----- EXTRACTED RECORDS -----
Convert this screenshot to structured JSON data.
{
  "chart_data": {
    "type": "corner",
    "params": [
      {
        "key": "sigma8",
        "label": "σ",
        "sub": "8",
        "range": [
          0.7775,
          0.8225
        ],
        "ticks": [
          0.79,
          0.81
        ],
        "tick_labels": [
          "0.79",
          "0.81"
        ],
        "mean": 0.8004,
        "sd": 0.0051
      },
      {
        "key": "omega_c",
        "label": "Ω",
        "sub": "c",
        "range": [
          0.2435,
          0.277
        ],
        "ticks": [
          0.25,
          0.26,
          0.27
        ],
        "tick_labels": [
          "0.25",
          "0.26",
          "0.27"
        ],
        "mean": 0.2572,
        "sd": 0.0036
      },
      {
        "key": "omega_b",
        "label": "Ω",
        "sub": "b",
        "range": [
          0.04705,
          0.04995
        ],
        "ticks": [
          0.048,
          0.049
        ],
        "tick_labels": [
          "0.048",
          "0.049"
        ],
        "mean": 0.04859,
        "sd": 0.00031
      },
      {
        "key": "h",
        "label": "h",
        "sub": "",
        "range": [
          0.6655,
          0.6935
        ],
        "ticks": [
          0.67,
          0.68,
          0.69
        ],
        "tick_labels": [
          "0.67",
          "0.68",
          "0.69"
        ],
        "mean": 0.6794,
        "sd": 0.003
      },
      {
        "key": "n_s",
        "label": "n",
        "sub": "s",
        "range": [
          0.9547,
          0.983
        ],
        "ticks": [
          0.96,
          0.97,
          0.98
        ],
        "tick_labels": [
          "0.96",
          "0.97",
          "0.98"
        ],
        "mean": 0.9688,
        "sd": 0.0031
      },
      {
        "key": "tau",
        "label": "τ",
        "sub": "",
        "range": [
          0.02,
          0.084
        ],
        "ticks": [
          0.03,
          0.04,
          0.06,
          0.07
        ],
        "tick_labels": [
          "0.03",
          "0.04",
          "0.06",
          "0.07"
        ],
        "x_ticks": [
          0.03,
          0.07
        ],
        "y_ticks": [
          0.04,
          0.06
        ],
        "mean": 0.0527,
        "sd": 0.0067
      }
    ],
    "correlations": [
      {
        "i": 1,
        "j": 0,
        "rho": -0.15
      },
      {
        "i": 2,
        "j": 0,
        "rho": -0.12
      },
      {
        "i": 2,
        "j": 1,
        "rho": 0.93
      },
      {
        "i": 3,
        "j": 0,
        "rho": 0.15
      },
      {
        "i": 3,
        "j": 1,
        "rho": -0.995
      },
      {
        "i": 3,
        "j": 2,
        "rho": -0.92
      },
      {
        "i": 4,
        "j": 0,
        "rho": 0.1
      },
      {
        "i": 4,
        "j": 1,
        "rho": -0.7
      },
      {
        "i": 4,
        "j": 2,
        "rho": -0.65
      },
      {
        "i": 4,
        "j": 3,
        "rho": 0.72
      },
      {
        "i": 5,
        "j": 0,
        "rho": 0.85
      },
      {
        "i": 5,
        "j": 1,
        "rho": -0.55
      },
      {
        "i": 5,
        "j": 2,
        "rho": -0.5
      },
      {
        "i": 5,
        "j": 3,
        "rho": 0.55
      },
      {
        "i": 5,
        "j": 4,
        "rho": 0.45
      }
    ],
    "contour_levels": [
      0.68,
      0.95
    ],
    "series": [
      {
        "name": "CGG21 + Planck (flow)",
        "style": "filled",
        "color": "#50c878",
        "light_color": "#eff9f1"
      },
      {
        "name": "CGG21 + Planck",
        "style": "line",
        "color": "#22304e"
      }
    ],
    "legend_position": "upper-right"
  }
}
-----
• _TASK INSTRUCTIONS_
Copy out every line of the data above, exactly as given.

• _TASK OUTPUT_
Convert this screenshot to structured JSON data.
{
  "chart_data": {
    "type": "corner",
    "params": [
      {
        "key": "sigma8",
        "label": "σ",
        "sub": "8",
        "range": [
          0.7775,
          0.8225
        ],
        "ticks": [
          0.79,
          0.81
        ],
        "tick_labels": [
          "0.79",
          "0.81"
        ],
        "mean": 0.8004,
        "sd": 0.0051
      },
      {
        "key": "omega_c",
        "label": "Ω",
        "sub": "c",
        "range": [
          0.2435,
          0.277
        ],
        "ticks": [
          0.25,
          0.26,
          0.27
        ],
        "tick_labels": [
          "0.25",
          "0.26",
          "0.27"
        ],
        "mean": 0.2572,
        "sd": 0.0036
      },
      {
        "key": "omega_b",
        "label": "Ω",
        "sub": "b",
        "range": [
          0.04705,
          0.04995
        ],
        "ticks": [
          0.048,
          0.049
        ],
        "tick_labels": [
          "0.048",
          "0.049"
        ],
        "mean": 0.04859,
        "sd": 0.00031
      },
      {
        "key": "h",
        "label": "h",
        "sub": "",
        "range": [
          0.6655,
          0.6935
        ],
        "ticks": [
          0.67,
          0.68,
          0.69
        ],
        "tick_labels": [
          "0.67",
          "0.68",
          "0.69"
        ],
        "mean": 0.6794,
        "sd": 0.003
      },
      {
        "key": "n_s",
        "label": "n",
        "sub": "s",
        "range": [
          0.9547,
          0.983
        ],
        "ticks": [
          0.96,
          0.97,
          0.98
        ],
        "tick_labels": [
          "0.96",
          "0.97",
          "0.98"
        ],
        "mean": 0.9688,
        "sd": 0.0031
      },
      {
        "key": "tau",
        "label": "τ",
        "sub": "",
        "range": [
          0.02,
          0.084
        ],
        "ticks": [
          0.03,
          0.04,
          0.06,
          0.07
        ],
        "tick_labels": [
          "0.03",
          "0.04",
          "0.06",
          "0.07"
        ],
        "x_ticks": [
          0.03,
          0.07
        ],
        "y_ticks": [
          0.04,
          0.06
        ],
        "mean": 0.0527,
        "sd": 0.0067
      }
    ],
    "correlations": [
      {
        "i": 1,
        "j": 0,
        "rho": -0.15
      },
      {
        "i": 2,
        "j": 0,
        "rho": -0.12
      },
      {
        "i": 2,
        "j": 1,
        "rho": 0.93
      },
      {
        "i": 3,
        "j": 0,
        "rho": 0.15
      },
      {
        "i": 3,
        "j": 1,
        "rho": -0.995
      },
      {
        "i": 3,
        "j": 2,
        "rho": -0.92
      },
      {
        "i": 4,
        "j": 0,
        "rho": 0.1
      },
      {
        "i": 4,
        "j": 1,
        "rho": -0.7
      },
      {
        "i": 4,
        "j": 2,
        "rho": -0.65
      },
      {
        "i": 4,
        "j": 3,
        "rho": 0.72
      },
      {
        "i": 5,
        "j": 0,
        "rho": 0.85
      },
      {
        "i": 5,
        "j": 1,
        "rho": -0.55
      },
      {
        "i": 5,
        "j": 2,
        "rho": -0.5
      },
      {
        "i": 5,
        "j": 3,
        "rho": 0.55
      },
      {
        "i": 5,
        "j": 4,
        "rho": 0.45
      }
    ],
    "contour_levels": [
      0.68,
      0.95
    ],
    "series": [
      {
        "name": "CGG21 + Planck (flow)",
        "style": "filled",
        "color": "#50c878",
        "light_color": "#eff9f1"
      },
      {
        "name": "CGG21 + Planck",
        "style": "line",
        "color": "#22304e"
      }
    ],
    "legend_position": "upper-right"
  }
}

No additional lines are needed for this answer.